Set task 1
In the records, rewrite the lines starting at the line containing "445, 627, 451]" and ending at the line containing "468, 322, 474]", replacing "jitter-point" with "scatter-dot" and leaving everything else unchanged.

— start Selected extract —

Sculpture by Michelangelo

Leah is a sculpture by Michelangelo of the Old Testament figure Leah. Like the artist's Rachel, it was part of the final, 1542–1545 design for the tomb of Pope Julius II in San Pietro in Vincoli, on which it still remains.

==History==
With Michelangelo's Rachel, the statue of Leah completed the decoration of the last version of the funeral monument of Pope Julius II in 1542–1545, a troubled work to which the artist dedicated almost 40 years.

Intended for the right niche, next to the older and successful Moses statue, the work is documented in a plea to Pope Paul III of July 20, 1542, which reported that the works were progressing well. A month after, Michelangelo contracted Raffaello da Montelupo to bring the five remaining statues of the tomb to completion, including Leah and Rachel. He reserved for these last two, however, a new execution by his own hand. It seems that the cleaning and finishing was left to his assistant.

After the completion of the monument, Michelangelo was much criticized for the final result, so that his autograph on the two niche statues was denied. That hypothesis was taken up for a long time in the 19th century, until documents were found to authenticate his authorship.

— end Selected extract —
— start Dataset entries —

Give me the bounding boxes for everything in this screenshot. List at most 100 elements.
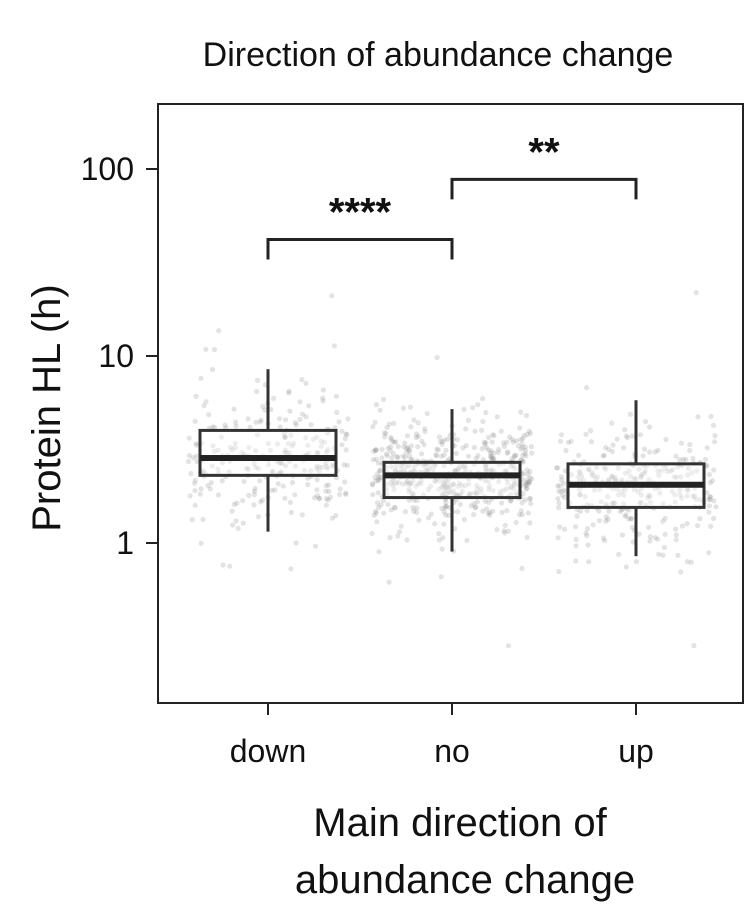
jitter-point	[620, 445, 627, 451]
jitter-point	[663, 465, 669, 471]
jitter-point	[232, 440, 238, 446]
jitter-point	[478, 489, 484, 495]
jitter-point	[695, 414, 701, 420]
jitter-point	[683, 456, 689, 462]
jitter-point	[303, 435, 309, 441]
jitter-point	[258, 499, 264, 505]
jitter-point	[441, 463, 447, 469]
jitter-point	[392, 505, 398, 511]
jitter-point	[687, 441, 693, 448]
jitter-point	[441, 452, 447, 458]
jitter-point	[579, 473, 585, 479]
jitter-point	[203, 399, 209, 405]
jitter-point	[622, 513, 628, 519]
jitter-point	[370, 481, 376, 487]
jitter-point	[517, 425, 523, 431]
jitter-point	[597, 487, 603, 493]
jitter-point	[432, 478, 438, 484]
jitter-point	[519, 444, 526, 450]
jitter-point	[702, 456, 709, 462]
jitter-point	[254, 432, 260, 438]
jitter-point	[316, 468, 322, 474]
jitter-point	[270, 469, 276, 475]
jitter-point	[373, 447, 379, 453]
jitter-point	[333, 393, 339, 399]
jitter-point	[635, 489, 641, 495]
jitter-point	[658, 468, 665, 474]
jitter-point	[622, 470, 629, 476]
jitter-point	[406, 448, 412, 454]
jitter-point	[369, 530, 375, 537]
jitter-point	[316, 496, 322, 502]
jitter-point	[452, 468, 458, 474]
jitter-point	[456, 480, 462, 486]
jitter-point	[411, 417, 417, 423]
jitter-point	[343, 431, 349, 437]
jitter-point	[339, 428, 345, 434]
jitter-point	[568, 438, 574, 444]
jitter-point	[565, 439, 572, 445]
jitter-point	[482, 498, 488, 504]
jitter-point	[419, 451, 425, 457]
jitter-point	[376, 474, 382, 480]
jitter-point	[315, 493, 321, 499]
jitter-point	[525, 472, 531, 478]
jitter-point	[657, 490, 663, 496]
jitter-point	[660, 501, 666, 507]
jitter-point	[523, 486, 529, 492]
jitter-point	[707, 494, 713, 500]
jitter-point	[553, 465, 560, 471]
jitter-point	[418, 478, 424, 484]
jitter-point	[522, 448, 529, 454]
jitter-point	[692, 493, 698, 499]
jitter-point	[299, 512, 305, 518]
jitter-point	[282, 495, 288, 501]
jitter-point	[375, 460, 381, 466]
jitter-point	[601, 452, 607, 458]
jitter-point	[379, 455, 385, 461]
jitter-point	[678, 440, 685, 446]
jitter-point	[527, 520, 533, 526]
jitter-point	[495, 449, 501, 455]
jitter-point	[606, 476, 612, 483]
jitter-point	[713, 504, 719, 510]
jitter-point	[638, 474, 644, 480]
jitter-point	[516, 512, 523, 518]
jitter-point	[282, 417, 289, 423]
jitter-point	[505, 479, 511, 486]
jitter-point	[508, 483, 514, 490]
jitter-point	[395, 454, 401, 461]
jitter-point	[253, 464, 259, 470]
jitter-point	[198, 375, 204, 381]
jitter-point	[189, 517, 195, 523]
jitter-point	[320, 387, 326, 393]
jitter-point	[374, 500, 380, 506]
jitter-point	[677, 457, 683, 463]
jitter-point	[511, 481, 517, 487]
jitter-point	[306, 403, 312, 409]
jitter-point	[271, 395, 277, 401]
jitter-point	[448, 489, 454, 495]
jitter-point	[282, 447, 288, 453]
jitter-point	[460, 445, 466, 451]
jitter-point	[660, 518, 666, 524]
jitter-point	[323, 483, 329, 489]
jitter-point	[299, 377, 305, 383]
jitter-point	[486, 434, 492, 440]
significance-brackets: ******	[266, 130, 638, 260]
jitter-point	[441, 481, 447, 488]
jitter-point	[498, 428, 504, 434]
jitter-point	[593, 476, 599, 482]
jitter-point	[520, 436, 526, 442]
jitter-point	[622, 427, 628, 433]
jitter-point	[693, 496, 699, 502]
jitter-point	[504, 468, 510, 474]
jitter-point	[186, 453, 192, 459]
jitter-point	[443, 485, 449, 491]
jitter-point	[501, 487, 507, 493]
jitter-point	[414, 431, 420, 437]
jitter-point	[207, 486, 213, 492]
jitter-point	[711, 515, 717, 522]
jitter-point	[192, 487, 198, 494]
jitter-point	[403, 481, 409, 487]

— end Dataset entries —

Set task 2
Decide whether each statement agrees with the text on Michelangelo's Leah, answering yes or no and quoting the words that settle it: (a) Michelangelo hired Raffaello da Montelupo to finish the five remaining statues of the tomb. (b) Leah was meant for the left niche beside the Moses statue. (c) Doubt that Michelangelo made the two niche statues lasted into the 19th century, until documents confirmed his authorship.

Worked solution 1
scatter-dot	[620, 445, 627, 451]
scatter-dot	[663, 465, 669, 471]
scatter-dot	[232, 440, 238, 446]
scatter-dot	[478, 489, 484, 495]
scatter-dot	[695, 414, 701, 420]
scatter-dot	[683, 456, 689, 462]
scatter-dot	[303, 435, 309, 441]
scatter-dot	[258, 499, 264, 505]
scatter-dot	[441, 463, 447, 469]
scatter-dot	[392, 505, 398, 511]
scatter-dot	[687, 441, 693, 448]
scatter-dot	[441, 452, 447, 458]
scatter-dot	[579, 473, 585, 479]
scatter-dot	[203, 399, 209, 405]
scatter-dot	[622, 513, 628, 519]
scatter-dot	[370, 481, 376, 487]
scatter-dot	[517, 425, 523, 431]
scatter-dot	[597, 487, 603, 493]
scatter-dot	[432, 478, 438, 484]
scatter-dot	[519, 444, 526, 450]
scatter-dot	[702, 456, 709, 462]
scatter-dot	[254, 432, 260, 438]
scatter-dot	[316, 468, 322, 474]

Worked solution 2
(a) Yes: "Michelangelo contracted Raffaello da Montelupo to bring the five remaining statues of the tomb to completion"
(b) No: "Intended for the right niche, next to the older and successful Moses statue"
(c) Yes: "That hypothesis was taken up for a long time in the 19th century, until documents were found to authenticate his authorship."